## SUPPLIED RECORDS

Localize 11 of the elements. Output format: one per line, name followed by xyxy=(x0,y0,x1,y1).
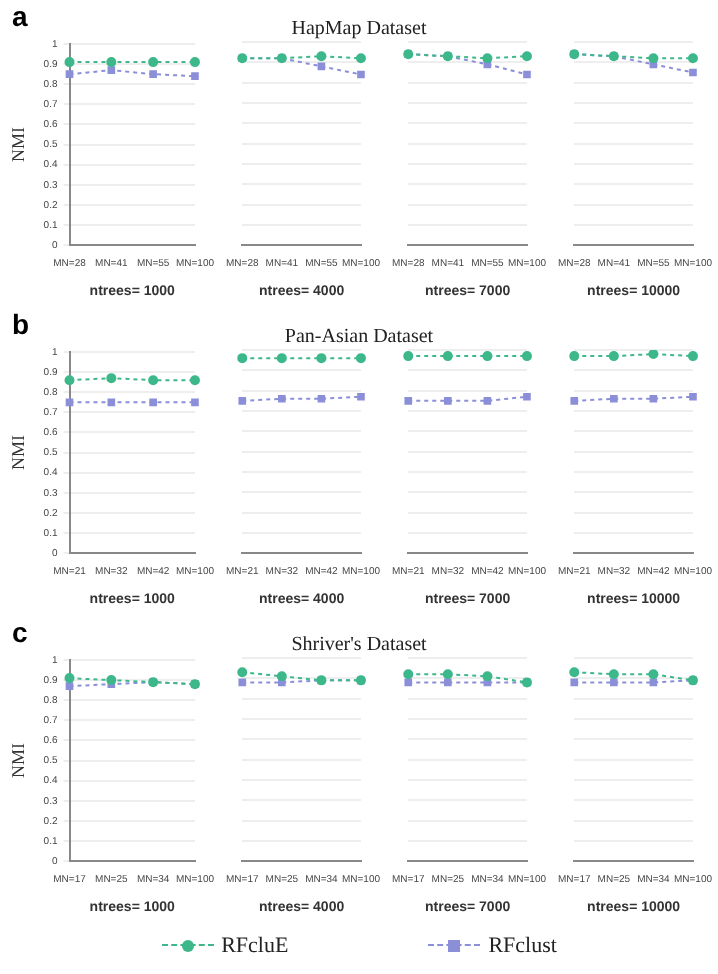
y-axis-title: NMI xyxy=(7,743,28,779)
text: b xyxy=(12,308,30,340)
text: a xyxy=(12,0,28,32)
y-axis-title: NMI xyxy=(7,127,28,163)
legend-label: RFcluE xyxy=(221,934,289,958)
y-axis-title: NMI xyxy=(7,435,28,471)
text: c xyxy=(12,616,28,648)
legend-label: RFclust xyxy=(488,934,557,958)
chart-title: Pan-Asian Dataset xyxy=(284,326,434,348)
chart-title: HapMap Dataset xyxy=(291,18,427,40)
chart-title: Shriver's Dataset xyxy=(291,634,427,656)
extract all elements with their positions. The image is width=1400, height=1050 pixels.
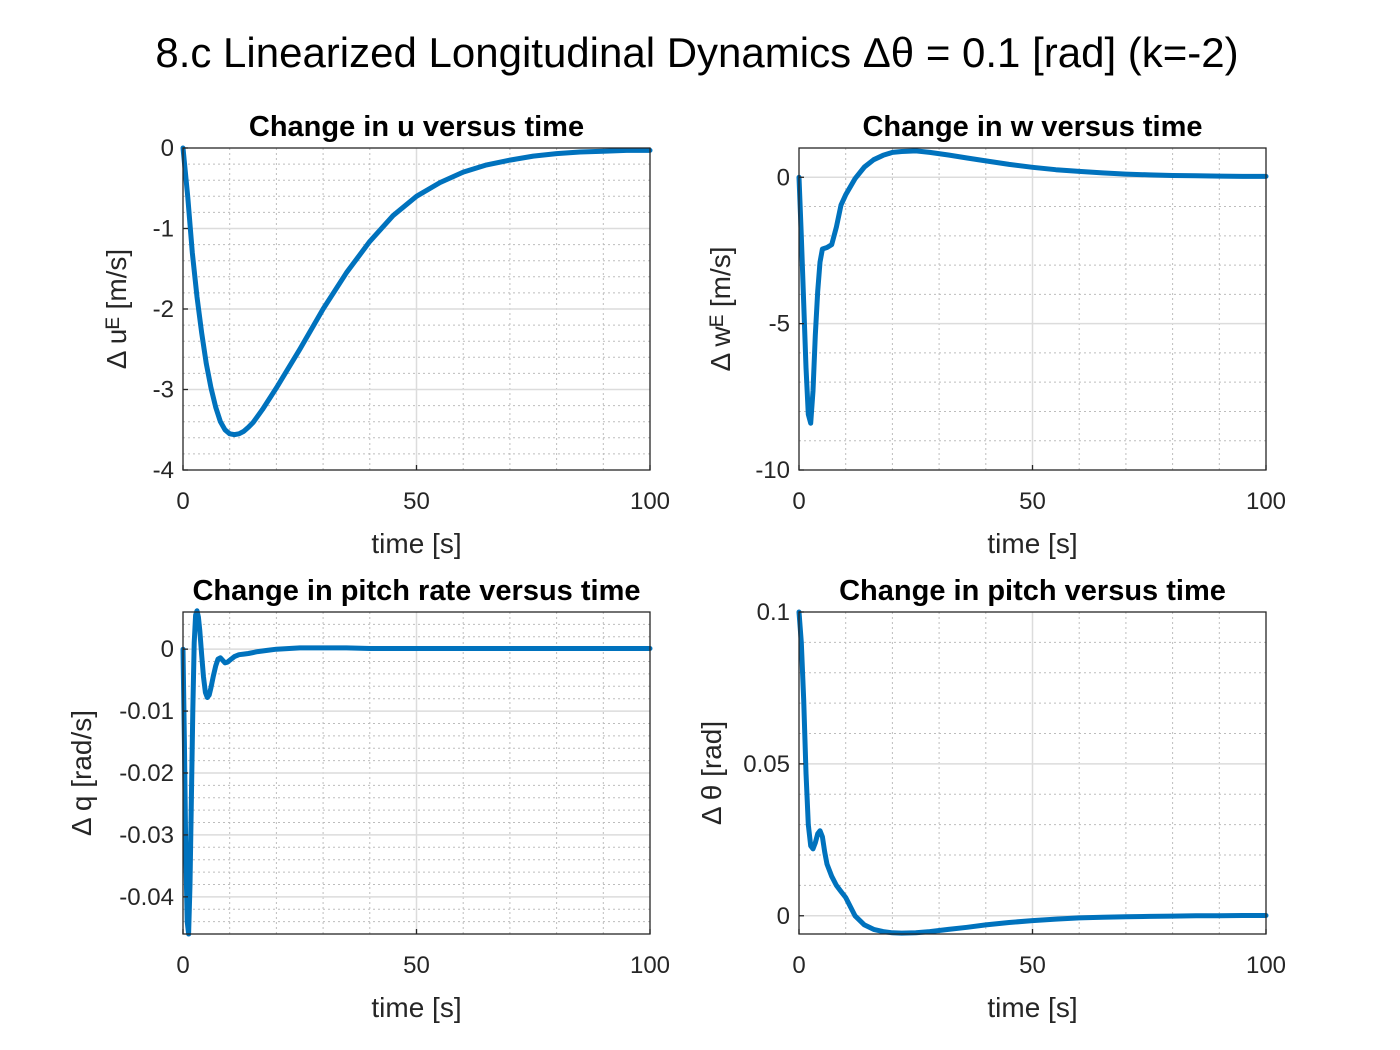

## GOAL
Can you put the lines of all the items above into a Markdown table with the columns Row and Line, numbering each row, skipping blank lines, and leaving out the pictures?

## TASK OUTPUT
| Row | Line |
|---|---|
| 1 | Localize 11 of the elements. Output format: one per line, name followed by xyxy=(x0,y0,x1,y1). |
| 2 | y-axis-title: NMI xyxy=(7,743,28,779) |
| 3 | text: b xyxy=(12,308,30,340) |
| 4 | text: a xyxy=(12,0,28,32) |
| 5 | y-axis-title: NMI xyxy=(7,127,28,163) |
| 6 | legend-label: RFcluE xyxy=(221,934,289,958) |
| 7 | y-axis-title: NMI xyxy=(7,435,28,471) |
| 8 | text: c xyxy=(12,616,28,648) |
| 9 | legend-label: RFclust xyxy=(488,934,557,958) |
| 10 | chart-title: Pan-Asian Dataset xyxy=(284,326,434,348) |
| 11 | chart-title: HapMap Dataset xyxy=(291,18,427,40) |
| 12 | chart-title: Shriver's Dataset xyxy=(291,634,427,656) |
| 13 | extract all elements with their positions. The image is width=1400, height=1050 pixels. |